## Items from a figure collection
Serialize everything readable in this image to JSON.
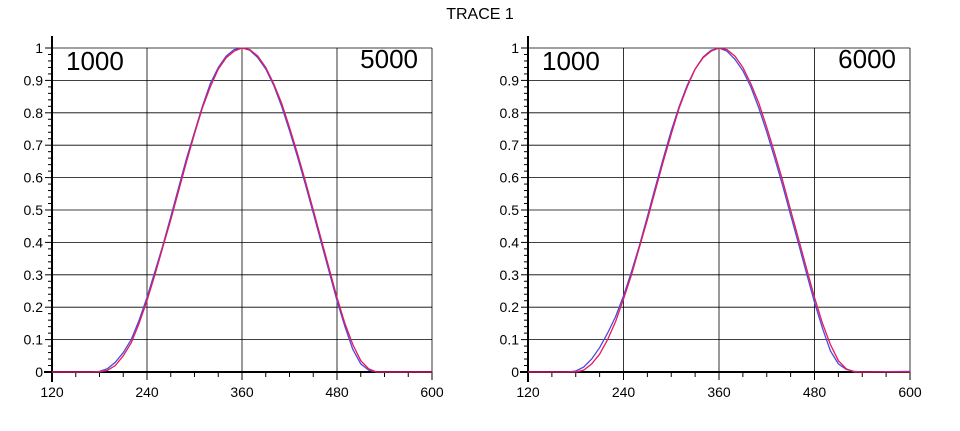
{
  "page": {
    "title": "TRACE 1"
  },
  "chart_data": [
    {
      "type": "line",
      "panel_labels": {
        "left": "1000",
        "right": "5000"
      },
      "xlim": [
        120,
        600
      ],
      "ylim": [
        0,
        1
      ],
      "xticks": [
        120,
        240,
        360,
        480,
        600
      ],
      "yticks": [
        0,
        0.1,
        0.2,
        0.3,
        0.4,
        0.5,
        0.6,
        0.7,
        0.8,
        0.9,
        1
      ],
      "xtick_labels": [
        "120",
        "240",
        "360",
        "480",
        "600"
      ],
      "ytick_labels": [
        "0",
        "0.1",
        "0.2",
        "0.3",
        "0.4",
        "0.5",
        "0.6",
        "0.7",
        "0.8",
        "0.9",
        "1"
      ],
      "grid": true,
      "series": [
        {
          "color": "#4a4adf",
          "x": [
            120,
            170,
            180,
            190,
            200,
            210,
            220,
            230,
            240,
            250,
            260,
            270,
            280,
            290,
            300,
            310,
            320,
            330,
            340,
            350,
            360,
            370,
            380,
            390,
            400,
            410,
            420,
            430,
            440,
            450,
            460,
            470,
            480,
            490,
            500,
            510,
            520,
            530,
            540,
            600
          ],
          "y": [
            0,
            0,
            0.002,
            0.01,
            0.03,
            0.06,
            0.1,
            0.16,
            0.23,
            0.31,
            0.39,
            0.48,
            0.57,
            0.66,
            0.74,
            0.82,
            0.89,
            0.94,
            0.975,
            0.995,
            1,
            0.993,
            0.97,
            0.935,
            0.885,
            0.82,
            0.745,
            0.665,
            0.58,
            0.49,
            0.4,
            0.31,
            0.22,
            0.14,
            0.07,
            0.025,
            0.006,
            0,
            0,
            0
          ]
        },
        {
          "color": "#e8195a",
          "x": [
            120,
            180,
            190,
            200,
            210,
            220,
            230,
            240,
            250,
            260,
            270,
            280,
            290,
            300,
            310,
            320,
            330,
            340,
            350,
            360,
            370,
            380,
            390,
            400,
            410,
            420,
            430,
            440,
            450,
            460,
            470,
            480,
            490,
            500,
            510,
            520,
            530,
            540,
            600
          ],
          "y": [
            0,
            0,
            0.005,
            0.02,
            0.05,
            0.09,
            0.15,
            0.22,
            0.3,
            0.385,
            0.47,
            0.56,
            0.65,
            0.735,
            0.815,
            0.88,
            0.935,
            0.97,
            0.99,
            1,
            0.995,
            0.975,
            0.94,
            0.89,
            0.83,
            0.755,
            0.675,
            0.59,
            0.5,
            0.41,
            0.32,
            0.23,
            0.15,
            0.085,
            0.035,
            0.01,
            0,
            0,
            0
          ]
        }
      ]
    },
    {
      "type": "line",
      "panel_labels": {
        "left": "1000",
        "right": "6000"
      },
      "xlim": [
        120,
        600
      ],
      "ylim": [
        0,
        1
      ],
      "xticks": [
        120,
        240,
        360,
        480,
        600
      ],
      "yticks": [
        0,
        0.1,
        0.2,
        0.3,
        0.4,
        0.5,
        0.6,
        0.7,
        0.8,
        0.9,
        1
      ],
      "xtick_labels": [
        "120",
        "240",
        "360",
        "480",
        "600"
      ],
      "ytick_labels": [
        "0",
        "0.1",
        "0.2",
        "0.3",
        "0.4",
        "0.5",
        "0.6",
        "0.7",
        "0.8",
        "0.9",
        "1"
      ],
      "grid": true,
      "series": [
        {
          "color": "#4a4adf",
          "x": [
            120,
            170,
            180,
            190,
            200,
            210,
            220,
            230,
            240,
            250,
            260,
            270,
            280,
            290,
            300,
            310,
            320,
            330,
            340,
            350,
            360,
            370,
            380,
            390,
            400,
            410,
            420,
            430,
            440,
            450,
            460,
            470,
            480,
            490,
            500,
            510,
            520,
            530,
            540,
            600
          ],
          "y": [
            0,
            0,
            0.003,
            0.015,
            0.04,
            0.075,
            0.12,
            0.17,
            0.235,
            0.31,
            0.39,
            0.48,
            0.57,
            0.66,
            0.745,
            0.82,
            0.885,
            0.935,
            0.972,
            0.993,
            1,
            0.99,
            0.965,
            0.93,
            0.88,
            0.815,
            0.74,
            0.66,
            0.575,
            0.485,
            0.395,
            0.305,
            0.215,
            0.135,
            0.065,
            0.025,
            0.008,
            0.002,
            0,
            0.002
          ]
        },
        {
          "color": "#e8195a",
          "x": [
            120,
            180,
            190,
            200,
            210,
            220,
            230,
            240,
            250,
            260,
            270,
            280,
            290,
            300,
            310,
            320,
            330,
            340,
            350,
            360,
            370,
            380,
            390,
            400,
            410,
            420,
            430,
            440,
            450,
            460,
            470,
            480,
            490,
            500,
            510,
            520,
            530,
            540,
            600
          ],
          "y": [
            0,
            0,
            0.006,
            0.025,
            0.055,
            0.1,
            0.155,
            0.225,
            0.3,
            0.385,
            0.47,
            0.56,
            0.65,
            0.735,
            0.815,
            0.88,
            0.935,
            0.97,
            0.99,
            1,
            0.995,
            0.975,
            0.94,
            0.89,
            0.83,
            0.755,
            0.675,
            0.59,
            0.5,
            0.41,
            0.32,
            0.23,
            0.15,
            0.085,
            0.035,
            0.01,
            0,
            0,
            0
          ]
        }
      ]
    }
  ]
}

## Exercise prompt
Without the pictures, write out all of the material exactly.

## Output below
Serialize everything readable in this image to JSON.
{
  "page": {
    "title": "TRACE 1"
  },
  "chart_data": [
    {
      "type": "line",
      "panel_labels": {
        "left": "1000",
        "right": "5000"
      },
      "xlim": [
        120,
        600
      ],
      "ylim": [
        0,
        1
      ],
      "xticks": [
        120,
        240,
        360,
        480,
        600
      ],
      "yticks": [
        0,
        0.1,
        0.2,
        0.3,
        0.4,
        0.5,
        0.6,
        0.7,
        0.8,
        0.9,
        1
      ],
      "xtick_labels": [
        "120",
        "240",
        "360",
        "480",
        "600"
      ],
      "ytick_labels": [
        "0",
        "0.1",
        "0.2",
        "0.3",
        "0.4",
        "0.5",
        "0.6",
        "0.7",
        "0.8",
        "0.9",
        "1"
      ],
      "grid": true,
      "series": [
        {
          "color": "#4a4adf",
          "x": [
            120,
            170,
            180,
            190,
            200,
            210,
            220,
            230,
            240,
            250,
            260,
            270,
            280,
            290,
            300,
            310,
            320,
            330,
            340,
            350,
            360,
            370,
            380,
            390,
            400,
            410,
            420,
            430,
            440,
            450,
            460,
            470,
            480,
            490,
            500,
            510,
            520,
            530,
            540,
            600
          ],
          "y": [
            0,
            0,
            0.002,
            0.01,
            0.03,
            0.06,
            0.1,
            0.16,
            0.23,
            0.31,
            0.39,
            0.48,
            0.57,
            0.66,
            0.74,
            0.82,
            0.89,
            0.94,
            0.975,
            0.995,
            1,
            0.993,
            0.97,
            0.935,
            0.885,
            0.82,
            0.745,
            0.665,
            0.58,
            0.49,
            0.4,
            0.31,
            0.22,
            0.14,
            0.07,
            0.025,
            0.006,
            0,
            0,
            0
          ]
        },
        {
          "color": "#e8195a",
          "x": [
            120,
            180,
            190,
            200,
            210,
            220,
            230,
            240,
            250,
            260,
            270,
            280,
            290,
            300,
            310,
            320,
            330,
            340,
            350,
            360,
            370,
            380,
            390,
            400,
            410,
            420,
            430,
            440,
            450,
            460,
            470,
            480,
            490,
            500,
            510,
            520,
            530,
            540,
            600
          ],
          "y": [
            0,
            0,
            0.005,
            0.02,
            0.05,
            0.09,
            0.15,
            0.22,
            0.3,
            0.385,
            0.47,
            0.56,
            0.65,
            0.735,
            0.815,
            0.88,
            0.935,
            0.97,
            0.99,
            1,
            0.995,
            0.975,
            0.94,
            0.89,
            0.83,
            0.755,
            0.675,
            0.59,
            0.5,
            0.41,
            0.32,
            0.23,
            0.15,
            0.085,
            0.035,
            0.01,
            0,
            0,
            0
          ]
        }
      ]
    },
    {
      "type": "line",
      "panel_labels": {
        "left": "1000",
        "right": "6000"
      },
      "xlim": [
        120,
        600
      ],
      "ylim": [
        0,
        1
      ],
      "xticks": [
        120,
        240,
        360,
        480,
        600
      ],
      "yticks": [
        0,
        0.1,
        0.2,
        0.3,
        0.4,
        0.5,
        0.6,
        0.7,
        0.8,
        0.9,
        1
      ],
      "xtick_labels": [
        "120",
        "240",
        "360",
        "480",
        "600"
      ],
      "ytick_labels": [
        "0",
        "0.1",
        "0.2",
        "0.3",
        "0.4",
        "0.5",
        "0.6",
        "0.7",
        "0.8",
        "0.9",
        "1"
      ],
      "grid": true,
      "series": [
        {
          "color": "#4a4adf",
          "x": [
            120,
            170,
            180,
            190,
            200,
            210,
            220,
            230,
            240,
            250,
            260,
            270,
            280,
            290,
            300,
            310,
            320,
            330,
            340,
            350,
            360,
            370,
            380,
            390,
            400,
            410,
            420,
            430,
            440,
            450,
            460,
            470,
            480,
            490,
            500,
            510,
            520,
            530,
            540,
            600
          ],
          "y": [
            0,
            0,
            0.003,
            0.015,
            0.04,
            0.075,
            0.12,
            0.17,
            0.235,
            0.31,
            0.39,
            0.48,
            0.57,
            0.66,
            0.745,
            0.82,
            0.885,
            0.935,
            0.972,
            0.993,
            1,
            0.99,
            0.965,
            0.93,
            0.88,
            0.815,
            0.74,
            0.66,
            0.575,
            0.485,
            0.395,
            0.305,
            0.215,
            0.135,
            0.065,
            0.025,
            0.008,
            0.002,
            0,
            0.002
          ]
        },
        {
          "color": "#e8195a",
          "x": [
            120,
            180,
            190,
            200,
            210,
            220,
            230,
            240,
            250,
            260,
            270,
            280,
            290,
            300,
            310,
            320,
            330,
            340,
            350,
            360,
            370,
            380,
            390,
            400,
            410,
            420,
            430,
            440,
            450,
            460,
            470,
            480,
            490,
            500,
            510,
            520,
            530,
            540,
            600
          ],
          "y": [
            0,
            0,
            0.006,
            0.025,
            0.055,
            0.1,
            0.155,
            0.225,
            0.3,
            0.385,
            0.47,
            0.56,
            0.65,
            0.735,
            0.815,
            0.88,
            0.935,
            0.97,
            0.99,
            1,
            0.995,
            0.975,
            0.94,
            0.89,
            0.83,
            0.755,
            0.675,
            0.59,
            0.5,
            0.41,
            0.32,
            0.23,
            0.15,
            0.085,
            0.035,
            0.01,
            0,
            0,
            0
          ]
        }
      ]
    }
  ]
}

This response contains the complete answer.